Provided text:
***

Regulation of hepatic insulin receptors by pancreatic polypeptide in fasting and feeding

Pancreatic polypeptide (PP) increases hepatic insulin receptor (IR) binding activity in fasted PP-deficient rats, but not fasted normal animals. PP-induced alteration of hepatic IR levels in normal animals may be detectable in the fed state when IR concentrations are lower than during fasting. In the current study, the effect of exogenous PP on IR concentrations in the fed and fasted states was determined in healthy 300- to 350-g male Sprague-Dawley rats. Ten animals were administered PP 100 μg/kg/day for 3 days by intraperitoneal injection and 10 weight-matched control animals received saline vehicle. Five PP- and five saline administered rats were fasted for 12 hr prior to organ procurement, while 5 PP- and 5 saline-treated rats were given free access to food for this period. Livers were removed and snap-frozen. IRs were isolated from solubilized hepatocyte membranes by affinity chromatography with agarose-bound wheat germ agglutinin. Western blots were performed using a specific antibody to the β subunit of the IR, which was detected by a chemiluminescence technique after 45-min exposure to X-ray film. Exposed films were examined by scanning densitometry and IR concentration was expressed as absorbance units per milligram of hepatic protein (mean ± SE). Statistical comparisons were by Student's t test with significance taken at P < 0.05. Feeding was associated with a significantly lower IR concentration in saline-administered animals compared with the fasted state (24.2 ± 4.0 vs 53.3 ±11.1). PP administration in fed rats resulted in significantly increased IR concentration as compared with that seen in saline-administered fed animals (43.8 ± 8.9 vs 24.2 ± 4.0). This difference may be due to increased IR synthesis with long-term PP administration, and supports the role of PP as a regulatory factor in hepatic carbohydrate metabolism.

***

Dataset entries:
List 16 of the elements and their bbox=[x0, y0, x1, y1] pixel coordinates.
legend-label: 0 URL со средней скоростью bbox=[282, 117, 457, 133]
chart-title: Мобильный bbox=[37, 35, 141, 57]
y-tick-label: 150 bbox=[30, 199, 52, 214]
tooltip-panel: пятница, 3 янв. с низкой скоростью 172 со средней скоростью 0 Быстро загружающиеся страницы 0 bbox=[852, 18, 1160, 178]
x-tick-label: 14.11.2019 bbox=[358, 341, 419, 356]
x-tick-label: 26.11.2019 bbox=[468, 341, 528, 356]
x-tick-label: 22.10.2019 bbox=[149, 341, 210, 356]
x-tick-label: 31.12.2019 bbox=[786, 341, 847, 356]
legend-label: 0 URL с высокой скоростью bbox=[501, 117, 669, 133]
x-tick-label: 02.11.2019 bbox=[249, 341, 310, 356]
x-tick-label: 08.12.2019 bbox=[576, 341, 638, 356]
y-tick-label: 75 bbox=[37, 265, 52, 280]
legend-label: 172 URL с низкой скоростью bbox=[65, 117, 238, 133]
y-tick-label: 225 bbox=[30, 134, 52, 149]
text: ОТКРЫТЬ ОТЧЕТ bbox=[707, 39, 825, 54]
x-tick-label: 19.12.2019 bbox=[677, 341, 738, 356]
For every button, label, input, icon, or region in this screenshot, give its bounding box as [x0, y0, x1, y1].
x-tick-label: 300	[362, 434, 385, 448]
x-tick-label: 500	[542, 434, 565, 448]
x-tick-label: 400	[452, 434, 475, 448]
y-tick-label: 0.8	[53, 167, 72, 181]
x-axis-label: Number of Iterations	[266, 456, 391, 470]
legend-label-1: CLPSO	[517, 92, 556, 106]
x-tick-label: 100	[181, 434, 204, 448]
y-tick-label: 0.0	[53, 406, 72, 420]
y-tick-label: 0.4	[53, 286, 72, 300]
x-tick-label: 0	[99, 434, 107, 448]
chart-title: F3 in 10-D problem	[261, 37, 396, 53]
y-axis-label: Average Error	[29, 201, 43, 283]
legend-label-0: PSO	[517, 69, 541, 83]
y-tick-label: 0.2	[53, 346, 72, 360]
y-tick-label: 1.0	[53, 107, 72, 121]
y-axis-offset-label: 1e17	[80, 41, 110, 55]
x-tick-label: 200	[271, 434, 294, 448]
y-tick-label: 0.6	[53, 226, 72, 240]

***

Task item:
Answer these questions from the pancreatic polypeptide abstract:
1. What dose of PP did the treated rats receive, and for how many days?
2. For how many hours were the fasted rats deprived of food before organ procurement?
3. What IR concentration was measured in the fed rats given PP?
The entries come from a source separate from the abstract.

Expected output:
1. 100 μg/kg/day, given for 3 days by intraperitoneal injection.
2. 12 hours.
3. 43.8 ± 8.9 absorbance units per milligram of hepatic protein.